### [TASK TO CARRY OUT]
Emit the entire listing verbatim.

### [RECORDS PROVIDED]
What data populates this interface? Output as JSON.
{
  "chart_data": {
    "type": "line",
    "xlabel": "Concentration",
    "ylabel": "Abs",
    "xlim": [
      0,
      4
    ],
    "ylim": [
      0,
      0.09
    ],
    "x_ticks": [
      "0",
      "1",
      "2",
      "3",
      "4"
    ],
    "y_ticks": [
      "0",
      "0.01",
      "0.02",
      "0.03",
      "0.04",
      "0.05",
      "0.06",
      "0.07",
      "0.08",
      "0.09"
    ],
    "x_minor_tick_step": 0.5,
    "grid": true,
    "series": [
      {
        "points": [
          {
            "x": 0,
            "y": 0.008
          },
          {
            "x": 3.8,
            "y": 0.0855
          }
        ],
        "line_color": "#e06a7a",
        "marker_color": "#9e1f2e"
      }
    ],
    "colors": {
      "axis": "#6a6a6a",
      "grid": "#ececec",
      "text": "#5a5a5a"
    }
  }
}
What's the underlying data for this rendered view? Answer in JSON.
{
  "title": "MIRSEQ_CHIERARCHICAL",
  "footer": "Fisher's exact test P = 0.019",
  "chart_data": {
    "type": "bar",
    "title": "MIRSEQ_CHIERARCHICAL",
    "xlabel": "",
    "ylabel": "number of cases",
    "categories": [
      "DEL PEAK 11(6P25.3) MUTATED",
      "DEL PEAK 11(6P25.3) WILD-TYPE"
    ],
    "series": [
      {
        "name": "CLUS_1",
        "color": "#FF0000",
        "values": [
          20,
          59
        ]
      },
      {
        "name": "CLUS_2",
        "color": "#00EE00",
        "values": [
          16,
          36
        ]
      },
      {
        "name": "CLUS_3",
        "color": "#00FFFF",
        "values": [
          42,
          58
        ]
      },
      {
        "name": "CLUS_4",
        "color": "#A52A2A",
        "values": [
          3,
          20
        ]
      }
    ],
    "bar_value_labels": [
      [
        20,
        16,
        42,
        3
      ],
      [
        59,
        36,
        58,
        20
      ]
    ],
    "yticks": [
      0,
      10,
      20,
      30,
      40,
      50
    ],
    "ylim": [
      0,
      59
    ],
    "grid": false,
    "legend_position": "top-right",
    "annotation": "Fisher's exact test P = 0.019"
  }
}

### [FINISHED ANSWER]
What data populates this interface? Output as JSON.
{
  "chart_data": {
    "type": "line",
    "xlabel": "Concentration",
    "ylabel": "Abs",
    "xlim": [
      0,
      4
    ],
    "ylim": [
      0,
      0.09
    ],
    "x_ticks": [
      "0",
      "1",
      "2",
      "3",
      "4"
    ],
    "y_ticks": [
      "0",
      "0.01",
      "0.02",
      "0.03",
      "0.04",
      "0.05",
      "0.06",
      "0.07",
      "0.08",
      "0.09"
    ],
    "x_minor_tick_step": 0.5,
    "grid": true,
    "series": [
      {
        "points": [
          {
            "x": 0,
            "y": 0.008
          },
          {
            "x": 3.8,
            "y": 0.0855
          }
        ],
        "line_color": "#e06a7a",
        "marker_color": "#9e1f2e"
      }
    ],
    "colors": {
      "axis": "#6a6a6a",
      "grid": "#ececec",
      "text": "#5a5a5a"
    }
  }
}
What's the underlying data for this rendered view? Answer in JSON.
{
  "title": "MIRSEQ_CHIERARCHICAL",
  "footer": "Fisher's exact test P = 0.019",
  "chart_data": {
    "type": "bar",
    "title": "MIRSEQ_CHIERARCHICAL",
    "xlabel": "",
    "ylabel": "number of cases",
    "categories": [
      "DEL PEAK 11(6P25.3) MUTATED",
      "DEL PEAK 11(6P25.3) WILD-TYPE"
    ],
    "series": [
      {
        "name": "CLUS_1",
        "color": "#FF0000",
        "values": [
          20,
          59
        ]
      },
      {
        "name": "CLUS_2",
        "color": "#00EE00",
        "values": [
          16,
          36
        ]
      },
      {
        "name": "CLUS_3",
        "color": "#00FFFF",
        "values": [
          42,
          58
        ]
      },
      {
        "name": "CLUS_4",
        "color": "#A52A2A",
        "values": [
          3,
          20
        ]
      }
    ],
    "bar_value_labels": [
      [
        20,
        16,
        42,
        3
      ],
      [
        59,
        36,
        58,
        20
      ]
    ],
    "yticks": [
      0,
      10,
      20,
      30,
      40,
      50
    ],
    "ylim": [
      0,
      59
    ],
    "grid": false,
    "legend_position": "top-right",
    "annotation": "Fisher's exact test P = 0.019"
  }
}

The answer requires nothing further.